EXERCISE GOAL:
Leave out the pictures and repeat the rest of the material exactly.
# START OF STORED RECORDS
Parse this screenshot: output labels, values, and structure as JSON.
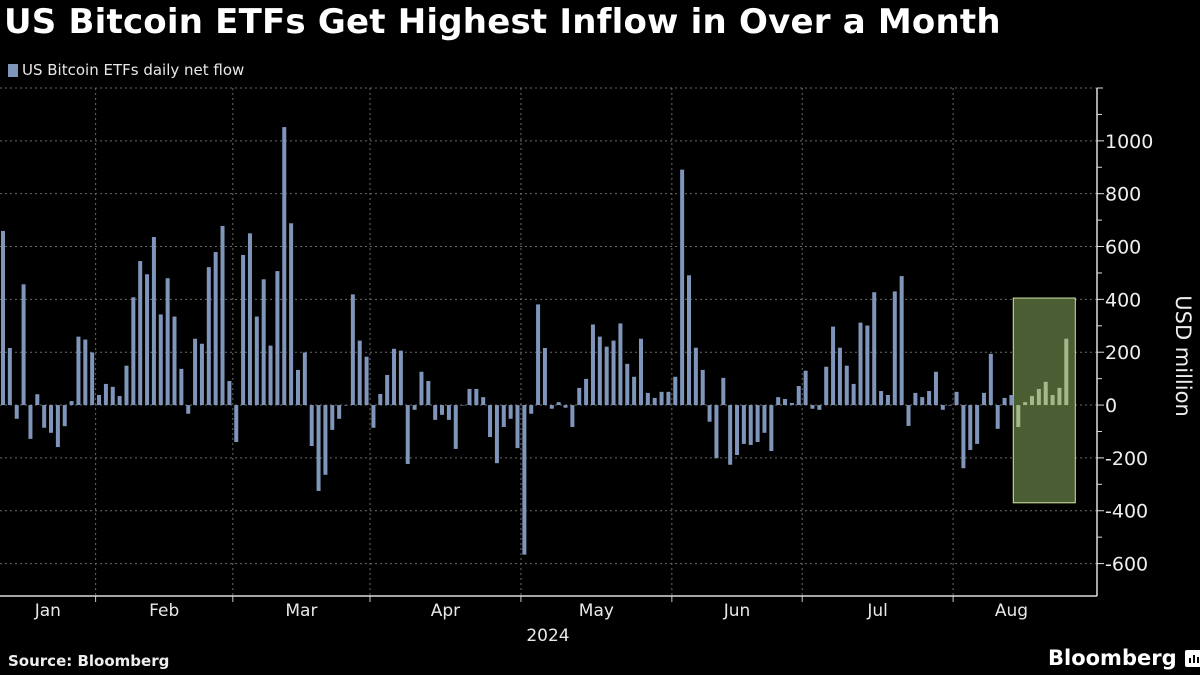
{
  "title": "US Bitcoin ETFs Get Highest Inflow in Over a Month",
  "source": "Source: Bloomberg",
  "logo_text": "Bloomberg",
  "colors": {
    "bar": "#7f95ba",
    "highlight_bar": "#a3b98c",
    "highlight_fill": "#4b5d33",
    "highlight_border": "#d4e6a5",
    "background": "#000000"
  },
  "chart_data": {
    "type": "bar",
    "title": "US Bitcoin ETFs Get Highest Inflow in Over a Month",
    "legend": [
      "US Bitcoin ETFs daily net flow"
    ],
    "legend_position": "top-left",
    "ylabel": "USD million",
    "xlabel": "2024",
    "ylim": [
      -700,
      1200
    ],
    "y_axis_side": "right",
    "yticks": [
      1000,
      800,
      600,
      400,
      200,
      0,
      -200,
      -400,
      -600
    ],
    "grid": true,
    "months": [
      {
        "label": "Jan",
        "days": 14
      },
      {
        "label": "Feb",
        "days": 20
      },
      {
        "label": "Mar",
        "days": 20
      },
      {
        "label": "Apr",
        "days": 22
      },
      {
        "label": "May",
        "days": 22
      },
      {
        "label": "Jun",
        "days": 19
      },
      {
        "label": "Jul",
        "days": 22
      },
      {
        "label": "Aug",
        "days": 17
      }
    ],
    "series": [
      {
        "name": "US Bitcoin ETFs daily net flow",
        "values": [
          659,
          216,
          -52,
          457,
          -128,
          41,
          -86,
          -105,
          -159,
          -80,
          15,
          259,
          248,
          199,
          38,
          80,
          69,
          34,
          149,
          408,
          545,
          495,
          636,
          343,
          480,
          335,
          137,
          -33,
          251,
          232,
          522,
          579,
          678,
          91,
          -140,
          568,
          650,
          335,
          476,
          225,
          507,
          1052,
          688,
          133,
          199,
          -155,
          -325,
          -264,
          -94,
          -52,
          0,
          419,
          244,
          183,
          -86,
          42,
          114,
          213,
          206,
          -223,
          -18,
          126,
          91,
          -56,
          -37,
          -56,
          -166,
          0,
          61,
          61,
          30,
          -121,
          -220,
          -83,
          -52,
          -163,
          -566,
          -33,
          381,
          216,
          -14,
          11,
          -10,
          -83,
          65,
          99,
          305,
          259,
          221,
          244,
          309,
          156,
          107,
          251,
          46,
          27,
          50,
          50,
          107,
          891,
          491,
          217,
          133,
          -63,
          -201,
          103,
          -226,
          -189,
          -147,
          -151,
          -140,
          -105,
          -174,
          30,
          23,
          8,
          72,
          130,
          -14,
          -18,
          145,
          297,
          217,
          149,
          80,
          312,
          301,
          427,
          53,
          38,
          430,
          488,
          -79,
          46,
          30,
          53,
          126,
          -18,
          0,
          50,
          -239,
          -170,
          -147,
          46,
          194,
          -90,
          27,
          38,
          -83,
          11,
          34,
          61,
          88,
          38,
          65,
          251
        ]
      }
    ],
    "highlight": {
      "from_bar": 149,
      "to_bar": 156,
      "y_range": [
        -370,
        405
      ]
    }
  }
}
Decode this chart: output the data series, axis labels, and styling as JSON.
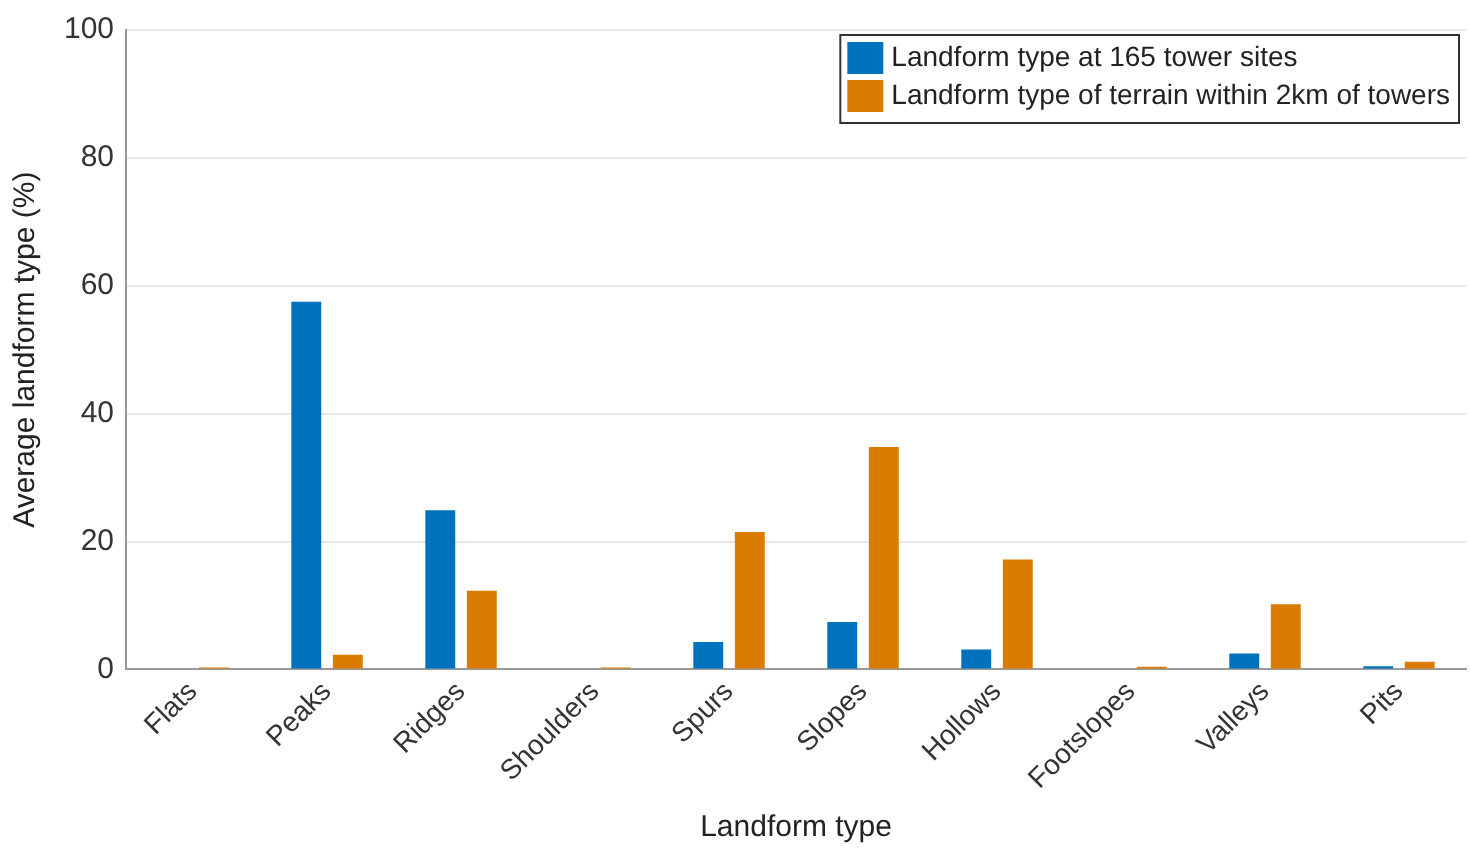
{
  "chart_data": {
    "type": "bar",
    "xlabel": "Landform type",
    "ylabel": "Average landform type (%)",
    "categories": [
      "Flats",
      "Peaks",
      "Ridges",
      "Shoulders",
      "Spurs",
      "Slopes",
      "Hollows",
      "Footslopes",
      "Valleys",
      "Pits"
    ],
    "series": [
      {
        "name": "Landform type at 165 tower sites",
        "color": "#0072bd",
        "values": [
          0,
          57.5,
          24.9,
          0,
          4.3,
          7.4,
          3.1,
          0,
          2.5,
          0.5
        ]
      },
      {
        "name": "Landform type of terrain within 2km of towers",
        "color": "#d97c00",
        "values": [
          0.3,
          2.3,
          12.3,
          0.3,
          21.5,
          34.8,
          17.2,
          0.4,
          10.2,
          1.2
        ]
      }
    ],
    "ylim": [
      0,
      100
    ],
    "yticks": [
      0,
      20,
      40,
      60,
      80,
      100
    ],
    "grid": "y",
    "legend": "top right"
  }
}
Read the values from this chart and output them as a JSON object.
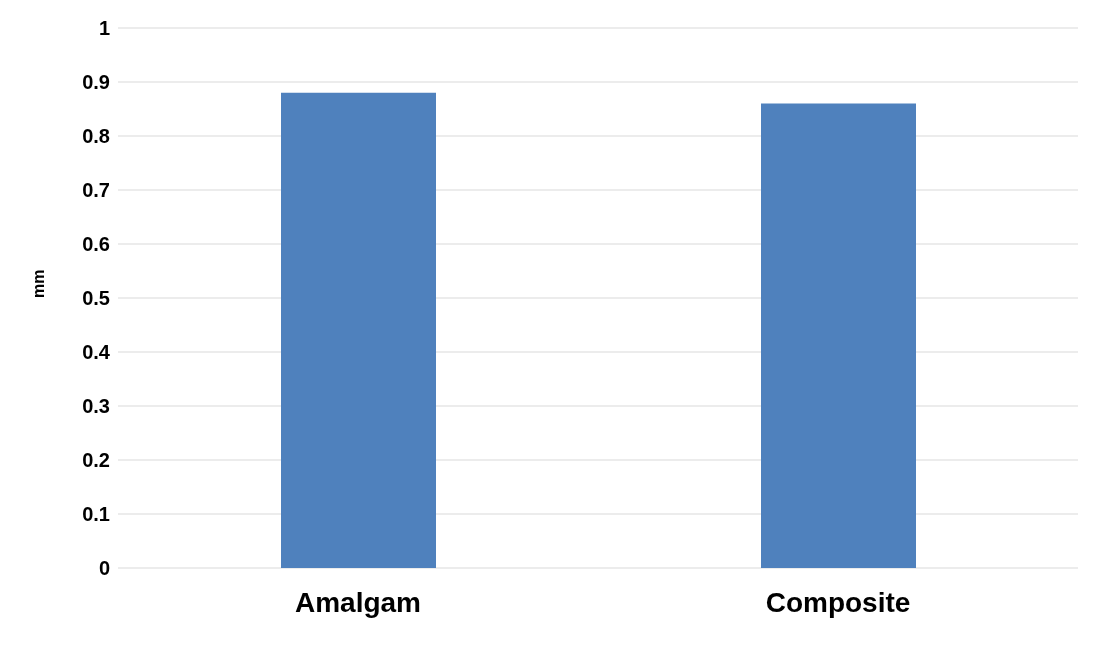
{
  "chart_data": {
    "type": "bar",
    "ylabel": "mm",
    "categories": [
      "Amalgam",
      "Composite"
    ],
    "values": [
      0.88,
      0.86
    ],
    "color": "#4f81bd",
    "ylim": [
      0,
      1
    ],
    "yticks": [
      0,
      0.1,
      0.2,
      0.3,
      0.4,
      0.5,
      0.6,
      0.7,
      0.8,
      0.9,
      1
    ],
    "grid": "y"
  }
}
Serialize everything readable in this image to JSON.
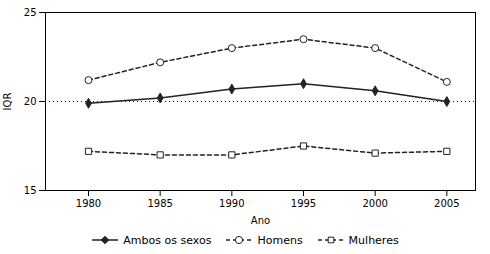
{
  "chart_data": {
    "type": "line",
    "x": [
      1980,
      1985,
      1990,
      1995,
      2000,
      2005
    ],
    "series": [
      {
        "name": "Ambos os sexos",
        "color": "#222222",
        "marker": "diamond",
        "line_style": "solid",
        "values": [
          19.9,
          20.2,
          20.7,
          21.0,
          20.6,
          20.0
        ]
      },
      {
        "name": "Homens",
        "color": "#222222",
        "marker": "circle",
        "line_style": "dashed",
        "values": [
          21.2,
          22.2,
          23.0,
          23.5,
          23.0,
          21.1
        ]
      },
      {
        "name": "Mulheres",
        "color": "#222222",
        "marker": "square",
        "line_style": "dashed",
        "values": [
          17.2,
          17.0,
          17.0,
          17.5,
          17.1,
          17.2
        ]
      }
    ],
    "xlabel": "Ano",
    "ylabel": "IQR",
    "xlim": [
      1977,
      2007
    ],
    "xticks": [
      1980,
      1985,
      1990,
      1995,
      2000,
      2005
    ],
    "ylim": [
      15,
      25
    ],
    "yticks": [
      15,
      20,
      25
    ],
    "grid": "y",
    "legend": "bottom"
  }
}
# END OF STORED RECORDS
SOLUTION FOR THIS TASK:
Parse this screenshot: output labels, values, and structure as JSON.
{
  "title": "US Bitcoin ETFs Get Highest Inflow in Over a Month",
  "source": "Source: Bloomberg",
  "logo_text": "Bloomberg",
  "colors": {
    "bar": "#7f95ba",
    "highlight_bar": "#a3b98c",
    "highlight_fill": "#4b5d33",
    "highlight_border": "#d4e6a5",
    "background": "#000000"
  },
  "chart_data": {
    "type": "bar",
    "title": "US Bitcoin ETFs Get Highest Inflow in Over a Month",
    "legend": [
      "US Bitcoin ETFs daily net flow"
    ],
    "legend_position": "top-left",
    "ylabel": "USD million",
    "xlabel": "2024",
    "ylim": [
      -700,
      1200
    ],
    "y_axis_side": "right",
    "yticks": [
      1000,
      800,
      600,
      400,
      200,
      0,
      -200,
      -400,
      -600
    ],
    "grid": true,
    "months": [
      {
        "label": "Jan",
        "days": 14
      },
      {
        "label": "Feb",
        "days": 20
      },
      {
        "label": "Mar",
        "days": 20
      },
      {
        "label": "Apr",
        "days": 22
      },
      {
        "label": "May",
        "days": 22
      },
      {
        "label": "Jun",
        "days": 19
      },
      {
        "label": "Jul",
        "days": 22
      },
      {
        "label": "Aug",
        "days": 17
      }
    ],
    "series": [
      {
        "name": "US Bitcoin ETFs daily net flow",
        "values": [
          659,
          216,
          -52,
          457,
          -128,
          41,
          -86,
          -105,
          -159,
          -80,
          15,
          259,
          248,
          199,
          38,
          80,
          69,
          34,
          149,
          408,
          545,
          495,
          636,
          343,
          480,
          335,
          137,
          -33,
          251,
          232,
          522,
          579,
          678,
          91,
          -140,
          568,
          650,
          335,
          476,
          225,
          507,
          1052,
          688,
          133,
          199,
          -155,
          -325,
          -264,
          -94,
          -52,
          0,
          419,
          244,
          183,
          -86,
          42,
          114,
          213,
          206,
          -223,
          -18,
          126,
          91,
          -56,
          -37,
          -56,
          -166,
          0,
          61,
          61,
          30,
          -121,
          -220,
          -83,
          -52,
          -163,
          -566,
          -33,
          381,
          216,
          -14,
          11,
          -10,
          -83,
          65,
          99,
          305,
          259,
          221,
          244,
          309,
          156,
          107,
          251,
          46,
          27,
          50,
          50,
          107,
          891,
          491,
          217,
          133,
          -63,
          -201,
          103,
          -226,
          -189,
          -147,
          -151,
          -140,
          -105,
          -174,
          30,
          23,
          8,
          72,
          130,
          -14,
          -18,
          145,
          297,
          217,
          149,
          80,
          312,
          301,
          427,
          53,
          38,
          430,
          488,
          -79,
          46,
          30,
          53,
          126,
          -18,
          0,
          50,
          -239,
          -170,
          -147,
          46,
          194,
          -90,
          27,
          38,
          -83,
          11,
          34,
          61,
          88,
          38,
          65,
          251
        ]
      }
    ],
    "highlight": {
      "from_bar": 149,
      "to_bar": 156,
      "y_range": [
        -370,
        405
      ]
    }
  }
}
Decode this chart: output the data series, axis labels, and styling as JSON.
{
  "chart_data": {
    "type": "bar",
    "xlabel": "Landform type",
    "ylabel": "Average landform type (%)",
    "categories": [
      "Flats",
      "Peaks",
      "Ridges",
      "Shoulders",
      "Spurs",
      "Slopes",
      "Hollows",
      "Footslopes",
      "Valleys",
      "Pits"
    ],
    "series": [
      {
        "name": "Landform type at 165 tower sites",
        "color": "#0072bd",
        "values": [
          0,
          57.5,
          24.9,
          0,
          4.3,
          7.4,
          3.1,
          0,
          2.5,
          0.5
        ]
      },
      {
        "name": "Landform type of terrain within 2km of towers",
        "color": "#d97c00",
        "values": [
          0.3,
          2.3,
          12.3,
          0.3,
          21.5,
          34.8,
          17.2,
          0.4,
          10.2,
          1.2
        ]
      }
    ],
    "ylim": [
      0,
      100
    ],
    "yticks": [
      0,
      20,
      40,
      60,
      80,
      100
    ],
    "grid": "y",
    "legend": "top right"
  }
}
Read the values from this chart and output them as a JSON object.
{
  "chart_data": {
    "type": "bar",
    "ylabel": "mm",
    "categories": [
      "Amalgam",
      "Composite"
    ],
    "values": [
      0.88,
      0.86
    ],
    "color": "#4f81bd",
    "ylim": [
      0,
      1
    ],
    "yticks": [
      0,
      0.1,
      0.2,
      0.3,
      0.4,
      0.5,
      0.6,
      0.7,
      0.8,
      0.9,
      1
    ],
    "grid": "y"
  }
}
Serialize everything readable in this image to JSON.
{
  "chart_data": {
    "type": "line",
    "x": [
      1980,
      1985,
      1990,
      1995,
      2000,
      2005
    ],
    "series": [
      {
        "name": "Ambos os sexos",
        "color": "#222222",
        "marker": "diamond",
        "line_style": "solid",
        "values": [
          19.9,
          20.2,
          20.7,
          21.0,
          20.6,
          20.0
        ]
      },
      {
        "name": "Homens",
        "color": "#222222",
        "marker": "circle",
        "line_style": "dashed",
        "values": [
          21.2,
          22.2,
          23.0,
          23.5,
          23.0,
          21.1
        ]
      },
      {
        "name": "Mulheres",
        "color": "#222222",
        "marker": "square",
        "line_style": "dashed",
        "values": [
          17.2,
          17.0,
          17.0,
          17.5,
          17.1,
          17.2
        ]
      }
    ],
    "xlabel": "Ano",
    "ylabel": "IQR",
    "xlim": [
      1977,
      2007
    ],
    "xticks": [
      1980,
      1985,
      1990,
      1995,
      2000,
      2005
    ],
    "ylim": [
      15,
      25
    ],
    "yticks": [
      15,
      20,
      25
    ],
    "grid": "y",
    "legend": "bottom"
  }
}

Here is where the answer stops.